**The problem:** Lift every line from the entries that includes the word "Armee".

Start of Entries shown

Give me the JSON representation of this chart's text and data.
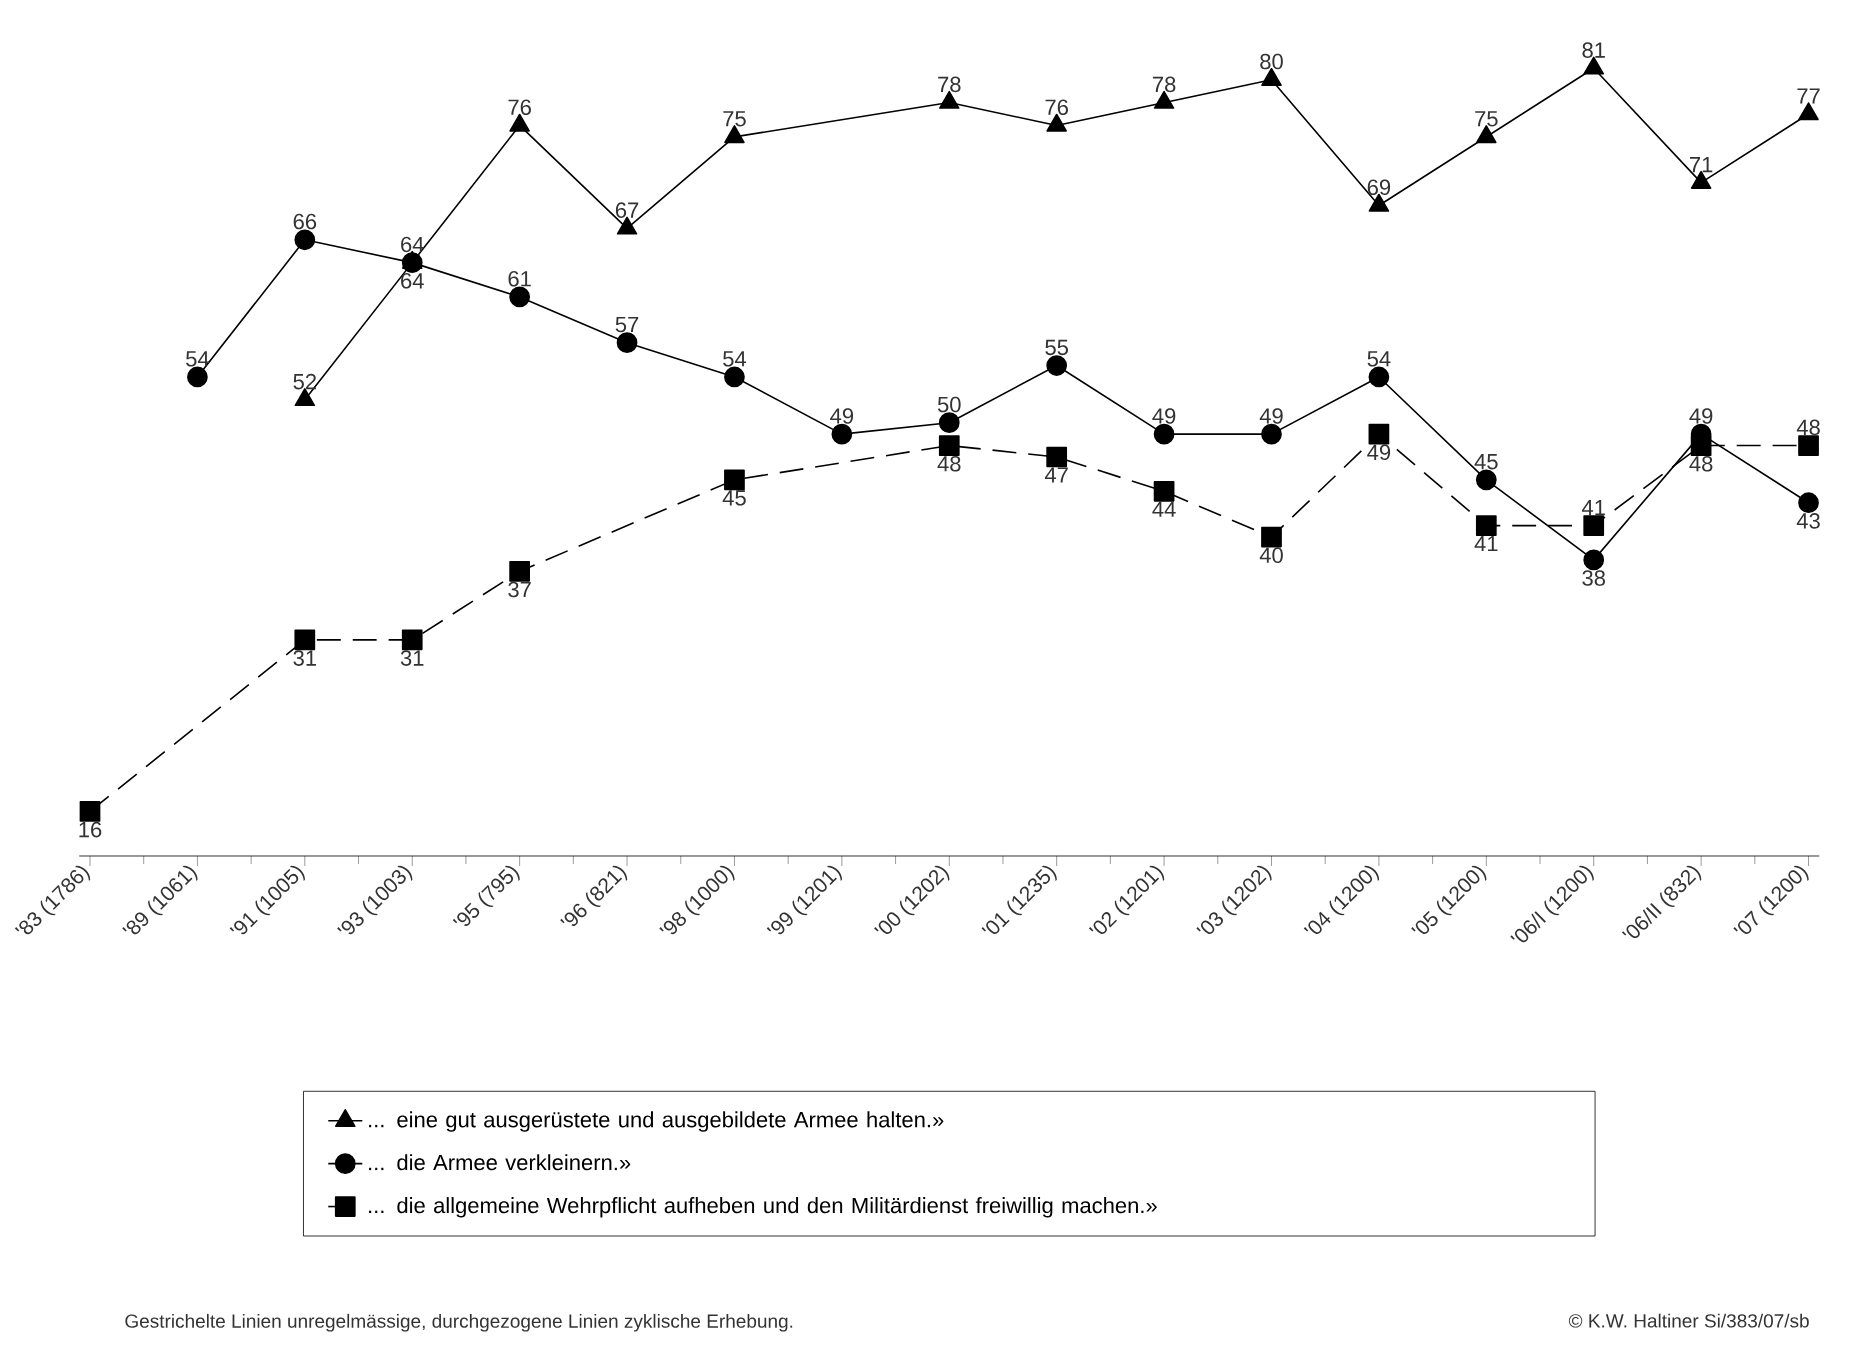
{
  "chart_data": {
    "type": "line",
    "categories": [
      "'83 (1786)",
      "'89 (1061)",
      "'91 (1005)",
      "'93 (1003)",
      "'95 (795)",
      "'96 (821)",
      "'98 (1000)",
      "'99 (1201)",
      "'00 (1202)",
      "'01 (1235)",
      "'02 (1201)",
      "'03 (1202)",
      "'04 (1200)",
      "'05 (1200)",
      "'06/I (1200)",
      "'06/II (832)",
      "'07 (1200)"
    ],
    "series": [
      {
        "name": "... eine gut ausgerüstete und ausgebildete Armee halten.»",
        "color": "#000000",
        "marker": "triangle",
        "line_style": "solid",
        "values": [
          null,
          null,
          52,
          64,
          76,
          67,
          75,
          null,
          78,
          76,
          78,
          80,
          69,
          75,
          81,
          71,
          77
        ]
      },
      {
        "name": "... die Armee verkleinern.»",
        "color": "#000000",
        "marker": "circle",
        "line_style": "solid",
        "values": [
          null,
          54,
          66,
          64,
          61,
          57,
          54,
          49,
          50,
          55,
          49,
          49,
          54,
          45,
          38,
          49,
          43
        ]
      },
      {
        "name": "... die allgemeine Wehrpflicht aufheben und den Militärdienst freiwillig machen.»",
        "color": "#000000",
        "marker": "square",
        "line_style": "dashed",
        "values": [
          16,
          null,
          31,
          31,
          37,
          null,
          45,
          null,
          48,
          47,
          44,
          40,
          49,
          41,
          41,
          48,
          48
        ]
      }
    ],
    "data_labels": true,
    "legend": "bottom",
    "annotations": [
      "Gestrichelte Linien unregelmässige, durchgezogene Linien zyklische Erhebung.",
      "© K.W. Haltiner Si/383/07/sb"
    ]
  }
}
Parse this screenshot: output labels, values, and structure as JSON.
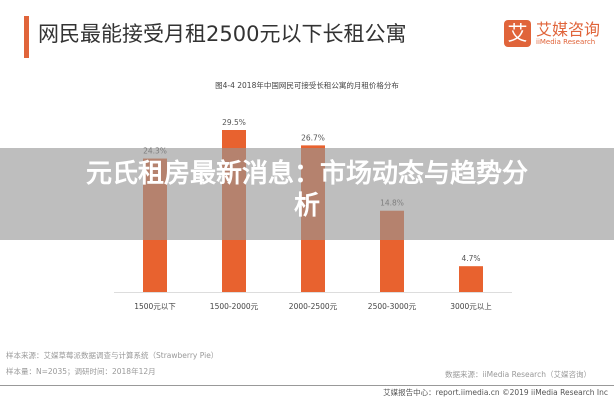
{
  "header": {
    "title": "网民最能接受月租2500元以下长租公寓",
    "logo_mark": "艾",
    "logo_cn": "艾媒咨询",
    "logo_en": "iiMedia Research"
  },
  "chart_data": {
    "type": "bar",
    "title": "图4-4 2018年中国网民可接受长租公寓的月租价格分布",
    "categories": [
      "1500元以下",
      "1500-2000元",
      "2000-2500元",
      "2500-3000元",
      "3000元以上"
    ],
    "values": [
      24.3,
      29.5,
      26.7,
      14.8,
      4.7
    ],
    "data_labels": [
      "24.3%",
      "29.5%",
      "26.7%",
      "14.8%",
      "4.7%"
    ],
    "unit": "%",
    "ylim": [
      0,
      30
    ],
    "grid": false,
    "color": "#e8622f"
  },
  "notes": {
    "source": "样本来源：艾媒草莓派数据调查与计算系统（Strawberry Pie）",
    "sample": "样本量：N=2035；调研时间：2018年12月",
    "data_source": "数据来源：iiMedia Research（艾媒咨询）"
  },
  "footer": "艾媒报告中心：report.iimedia.cn ©2019 iiMedia Research Inc",
  "overlay_title": "元氏租房最新消息：市场动态与趋势分析"
}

End of Entries shown

**Task response:**
        "name": "... eine gut ausgerüstete und ausgebildete Armee halten.»",
        "name": "... die Armee verkleinern.»",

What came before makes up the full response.